◆ Aim ◆
Determine the number of lines in the listing below where the string "JSON" occurs; answer with the number alone.

::::

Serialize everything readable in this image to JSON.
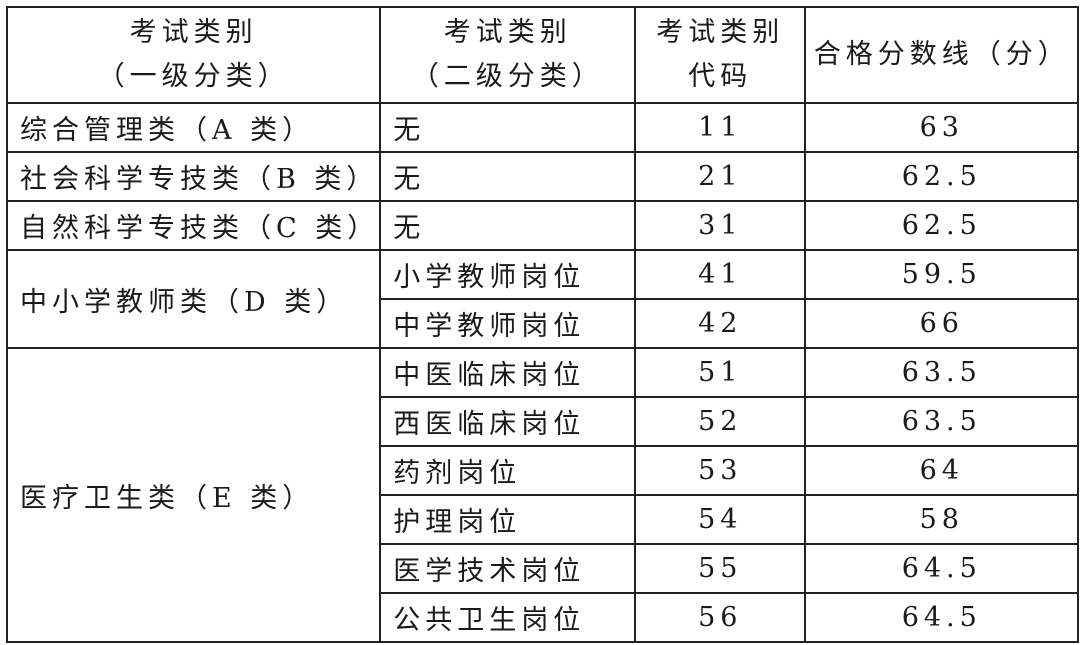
{
  "headers": [
    {
      "line1": "考试类别",
      "line2": "（一级分类）"
    },
    {
      "line1": "考试类别",
      "line2": "（二级分类）"
    },
    {
      "line1": "考试类别",
      "line2": "代码"
    },
    {
      "line1": "合格分数线（分）",
      "line2": ""
    }
  ],
  "rows": [
    {
      "cat1": "综合管理类（A 类）",
      "cat2": "无",
      "code": "11",
      "score": "63"
    },
    {
      "cat1": "社会科学专技类（B 类）",
      "cat2": "无",
      "code": "21",
      "score": "62.5"
    },
    {
      "cat1": "自然科学专技类（C 类）",
      "cat2": "无",
      "code": "31",
      "score": "62.5"
    },
    {
      "cat1": "中小学教师类（D 类）",
      "cat2": "小学教师岗位",
      "code": "41",
      "score": "59.5"
    },
    {
      "cat1": "",
      "cat2": "中学教师岗位",
      "code": "42",
      "score": "66"
    },
    {
      "cat1": "医疗卫生类（E 类）",
      "cat2": "中医临床岗位",
      "code": "51",
      "score": "63.5"
    },
    {
      "cat1": "",
      "cat2": "西医临床岗位",
      "code": "52",
      "score": "63.5"
    },
    {
      "cat1": "",
      "cat2": "药剂岗位",
      "code": "53",
      "score": "64"
    },
    {
      "cat1": "",
      "cat2": "护理岗位",
      "code": "54",
      "score": "58"
    },
    {
      "cat1": "",
      "cat2": "医学技术岗位",
      "code": "55",
      "score": "64.5"
    },
    {
      "cat1": "",
      "cat2": "公共卫生岗位",
      "code": "56",
      "score": "64.5"
    }
  ]
}
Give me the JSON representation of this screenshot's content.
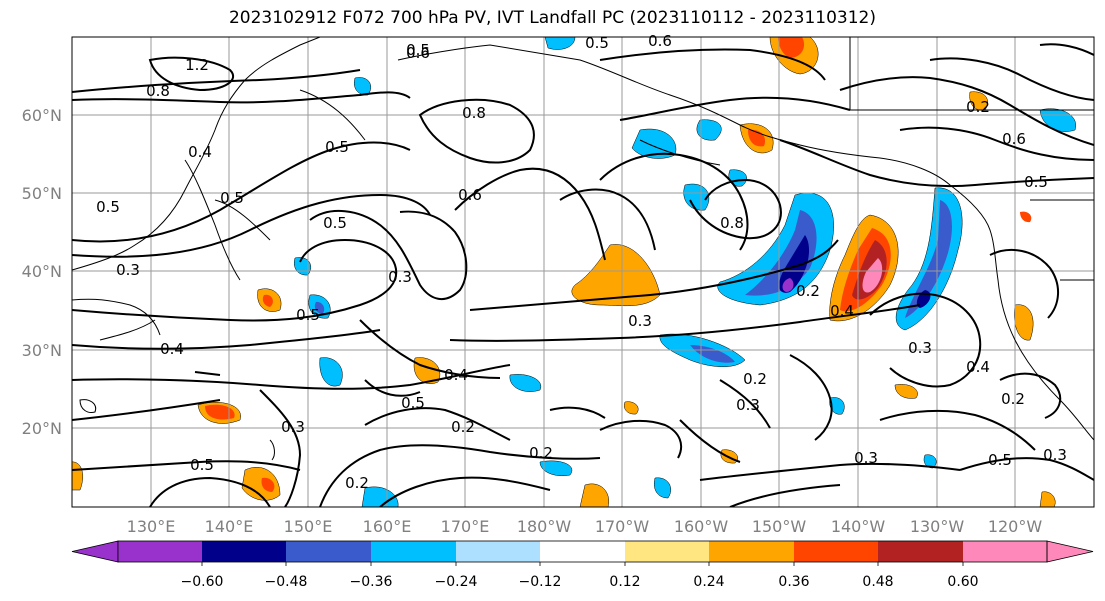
{
  "title": "2023102912 F072 700 hPa PV, IVT Landfall PC (2023110112 - 2023110312)",
  "map": {
    "lat_labels": [
      "60°N",
      "50°N",
      "40°N",
      "30°N",
      "20°N"
    ],
    "lon_labels": [
      "130°E",
      "140°E",
      "150°E",
      "160°E",
      "170°E",
      "180°W",
      "170°W",
      "160°W",
      "150°W",
      "140°W",
      "130°W",
      "120°W"
    ],
    "contour_labels": [
      "1.2",
      "0.8",
      "0.4",
      "0.5",
      "0.6",
      "0.5",
      "0.8",
      "0.5",
      "0.5",
      "0.6",
      "0.5",
      "0.3",
      "0.5",
      "0.6",
      "0.8",
      "0.6",
      "0.5",
      "0.4",
      "0.5",
      "0.3",
      "0.3",
      "0.4",
      "0.2",
      "0.3",
      "0.4",
      "0.3",
      "0.2",
      "0.5",
      "0.2",
      "0.3",
      "0.2",
      "0.2",
      "0.5",
      "0.2",
      "0.4",
      "0.3",
      "0.2",
      "0.5",
      "0.3"
    ]
  },
  "colorbar": {
    "ticks": [
      "−0.60",
      "−0.48",
      "−0.36",
      "−0.24",
      "−0.12",
      "0.12",
      "0.24",
      "0.36",
      "0.48",
      "0.60"
    ],
    "colors": [
      "#9932CC",
      "#00008B",
      "#3A5BCC",
      "#00BFFF",
      "#ADDFFF",
      "#FFFFFF",
      "#FFE680",
      "#FFA500",
      "#FF4500",
      "#B22222",
      "#FF88BB"
    ]
  }
}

::::

◆ Output below ◆
2